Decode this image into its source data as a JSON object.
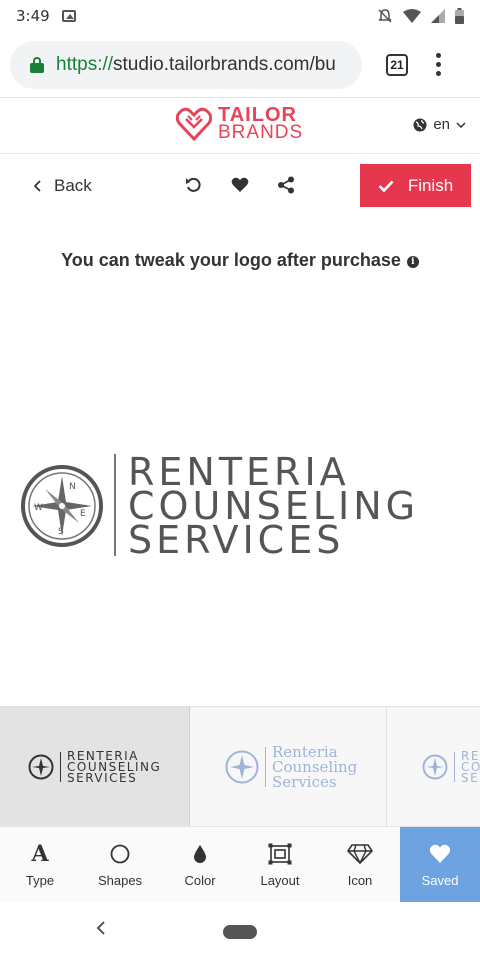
{
  "status_bar": {
    "time": "3:49"
  },
  "browser": {
    "url_scheme": "https://",
    "url_host": "studio.tailorbrands.com/bu",
    "tab_count": "21"
  },
  "brand": {
    "name": "TAILOR",
    "sub": "BRANDS",
    "language": "en"
  },
  "toolbar": {
    "back_label": "Back",
    "finish_label": "Finish"
  },
  "notice": {
    "text": "You can tweak your logo after purchase"
  },
  "logo": {
    "lines": [
      "RENTERIA",
      "COUNSELING",
      "SERVICES"
    ],
    "compass_letters": [
      "N",
      "E",
      "S",
      "W"
    ]
  },
  "variants": [
    {
      "lines": [
        "RENTERIA",
        "COUNSELING",
        "SERVICES"
      ],
      "color": "#333333"
    },
    {
      "lines": [
        "Renteria",
        "Counseling",
        "Services"
      ],
      "color": "#9fb4d8"
    },
    {
      "lines": [
        "REN",
        "COU",
        "SER"
      ],
      "color": "#9fb4d8"
    }
  ],
  "tools": [
    {
      "label": "Type",
      "icon": "type-icon"
    },
    {
      "label": "Shapes",
      "icon": "circle-icon"
    },
    {
      "label": "Color",
      "icon": "droplet-icon"
    },
    {
      "label": "Layout",
      "icon": "layout-icon"
    },
    {
      "label": "Icon",
      "icon": "diamond-icon"
    },
    {
      "label": "Saved",
      "icon": "heart-icon"
    }
  ],
  "colors": {
    "accent": "#e5384f",
    "brand": "#e8435a",
    "saved": "#6ca3e0",
    "secure": "#188038"
  }
}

===

■ Task prompt ■
Omit the pictures, then output the rest of the listing exactly.

■ Completed exercise ■
Decode this image into its source data as a JSON object.
{
  "status_bar": {
    "time": "3:49"
  },
  "browser": {
    "url_scheme": "https://",
    "url_host": "studio.tailorbrands.com/bu",
    "tab_count": "21"
  },
  "brand": {
    "name": "TAILOR",
    "sub": "BRANDS",
    "language": "en"
  },
  "toolbar": {
    "back_label": "Back",
    "finish_label": "Finish"
  },
  "notice": {
    "text": "You can tweak your logo after purchase"
  },
  "logo": {
    "lines": [
      "RENTERIA",
      "COUNSELING",
      "SERVICES"
    ],
    "compass_letters": [
      "N",
      "E",
      "S",
      "W"
    ]
  },
  "variants": [
    {
      "lines": [
        "RENTERIA",
        "COUNSELING",
        "SERVICES"
      ],
      "color": "#333333"
    },
    {
      "lines": [
        "Renteria",
        "Counseling",
        "Services"
      ],
      "color": "#9fb4d8"
    },
    {
      "lines": [
        "REN",
        "COU",
        "SER"
      ],
      "color": "#9fb4d8"
    }
  ],
  "tools": [
    {
      "label": "Type",
      "icon": "type-icon"
    },
    {
      "label": "Shapes",
      "icon": "circle-icon"
    },
    {
      "label": "Color",
      "icon": "droplet-icon"
    },
    {
      "label": "Layout",
      "icon": "layout-icon"
    },
    {
      "label": "Icon",
      "icon": "diamond-icon"
    },
    {
      "label": "Saved",
      "icon": "heart-icon"
    }
  ],
  "colors": {
    "accent": "#e5384f",
    "brand": "#e8435a",
    "saved": "#6ca3e0",
    "secure": "#188038"
  }
}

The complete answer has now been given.